— begin —
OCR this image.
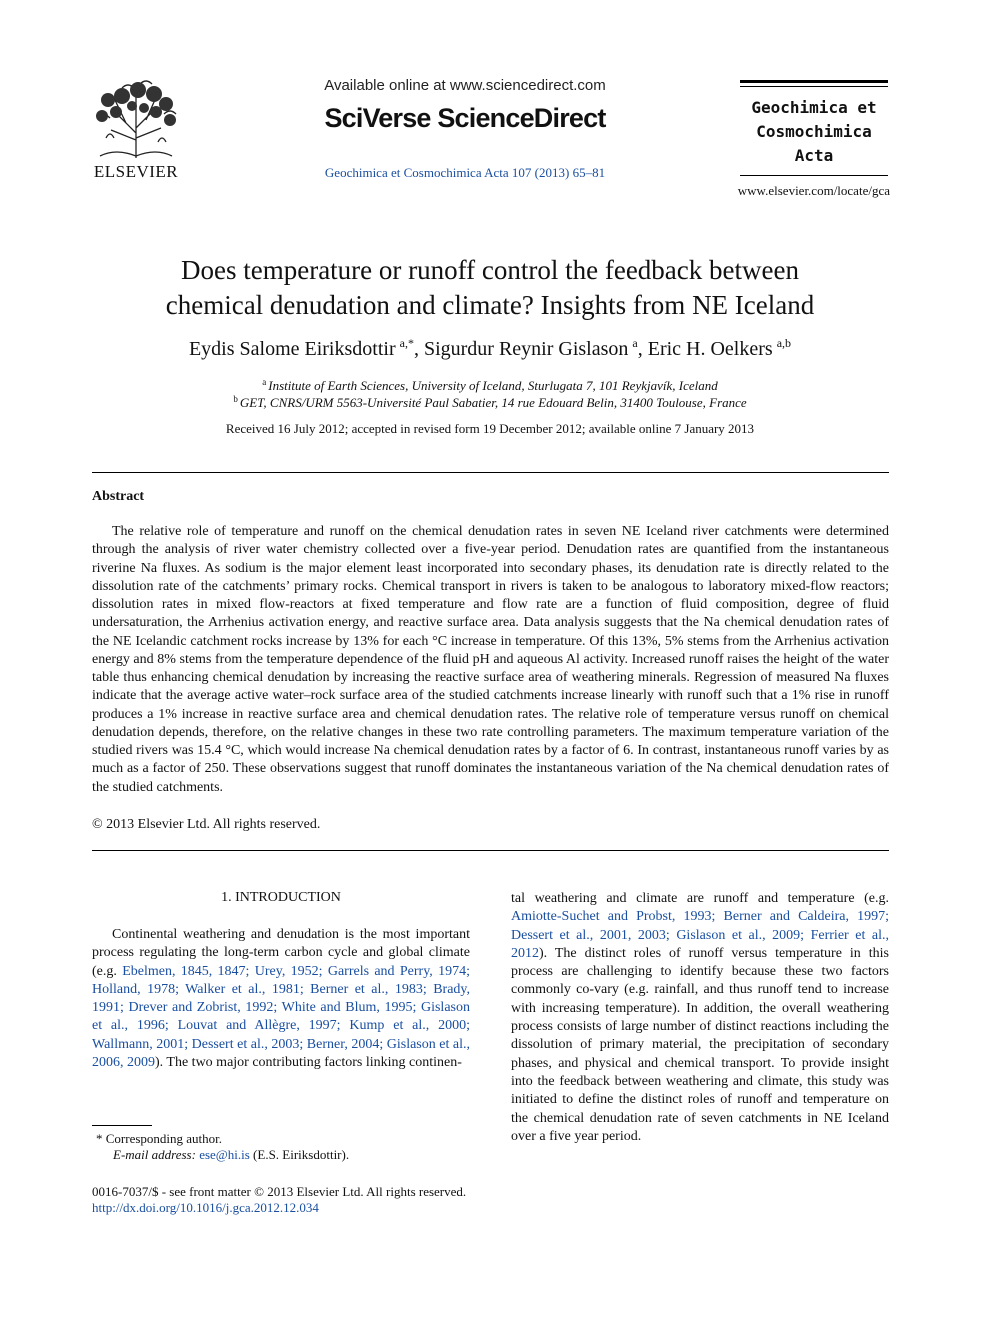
ELSEVIER
Available online at www.sciencedirect.com
SciVerse ScienceDirect
Geochimica et Cosmochimica Acta 107 (2013) 65–81
Geochimica et
Cosmochimica
Acta
www.elsevier.com/locate/gca
Does temperature or runoff control the feedback between
chemical denudation and climate? Insights from NE Iceland
Eydis Salome Eiriksdottir  $^{a,*}$, Sigurdur Reynir Gislason  $^a$, Eric H. Oelkers  $^{a,b}$
$^a$ Institute of Earth Sciences, University of Iceland, Sturlugata 7, 101 Reykjavík, Iceland
$^b$ GET, CNRS/URM 5563-Université Paul Sabatier, 14 rue Edouard Belin, 31400 Toulouse, France
Received 16 July 2012; accepted in revised form 19 December 2012; available online 7 January 2013
Abstract

The relative role of temperature and runoff on the chemical denudation rates in seven NE Iceland river catchments were determined through the analysis of river water chemistry collected over a five-year period. Denudation rates are quantified from the instantaneous riverine Na fluxes. As sodium is the major element least incorporated into secondary phases, its denudation rate is directly related to the dissolution rate of the catchments’ primary rocks. Chemical transport in rivers is taken to be analogous to laboratory mixed-flow reactors; dissolution rates in mixed flow-reactors at fixed temperature and flow rate are a function of fluid composition, degree of fluid undersaturation, the Arrhenius activation energy, and reactive surface area. Data analysis suggests that the Na chemical denudation rates of the NE Icelandic catchment rocks increase by 13% for each °C increase in temperature. Of this 13%, 5% stems from the Arrhenius activation energy and 8% stems from the temperature dependence of the fluid pH and aqueous Al activity. Increased runoff raises the height of the water table thus enhancing chemical denudation by increasing the reactive surface area of weathering minerals. Regression of measured Na fluxes indicate that the average active water–rock surface area of the studied catchments increase linearly with runoff such that a 1% rise in runoff produces a 1% increase in reactive surface area and chemical denudation rates. The relative role of temperature versus runoff on chemical denudation depends, therefore, on the relative changes in these two rate controlling parameters. The maximum temperature variation of the studied rivers was 15.4 °C, which would increase Na chemical denudation rates by a factor of 6. In contrast, instantaneous runoff varies by as much as a factor of 250. These observations suggest that runoff dominates the instantaneous variation of the Na chemical denudation rates of the studied catchments.

© 2013 Elsevier Ltd. All rights reserved.
1. INTRODUCTION

Continental weathering and denudation is the most important process regulating the long-term carbon cycle and global climate (e.g. Ebelmen, 1845, 1847; Urey, 1952; Garrels and Perry, 1974; Holland, 1978; Walker et al., 1981; Berner et al., 1983; Brady, 1991; Drever and Zobrist, 1992; White and Blum, 1995; Gislason et al., 1996; Louvat and Allègre, 1997; Kump et al., 2000; Wallmann, 2001; Dessert et al., 2003; Berner, 2004; Gislason et al., 2006, 2009). The two major contributing factors linking continen-

tal weathering and climate are runoff and temperature (e.g. Amiotte-Suchet and Probst, 1993; Berner and Caldeira, 1997; Dessert et al., 2001, 2003; Gislason et al., 2009; Ferrier et al., 2012). The distinct roles of runoff versus temperature in this process are challenging to identify because these two factors commonly co-vary (e.g. rainfall, and thus runoff tend to increase with increasing temperature). In addition, the overall weathering process consists of large number of distinct reactions including the dissolution of primary material, the precipitation of secondary phases, and physical and chemical transport. To provide insight into the feedback between weathering and climate, this study was initiated to define the distinct roles of runoff and temperature on the chemical denudation rate of seven catchments in NE Iceland over a five year period.

* Corresponding author.
E-mail address: ese@hi.is (E.S. Eiriksdottir).
0016-7037/$ - see front matter © 2013 Elsevier Ltd. All rights reserved.
http://dx.doi.org/10.1016/j.gca.2012.12.034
— end —
- Exercise prompt:
List every line from the entries above in which "Acta" appears.

- Result for this exercise:
Geochimica et Cosmochimica Acta 107 (2013) 65–81
Acta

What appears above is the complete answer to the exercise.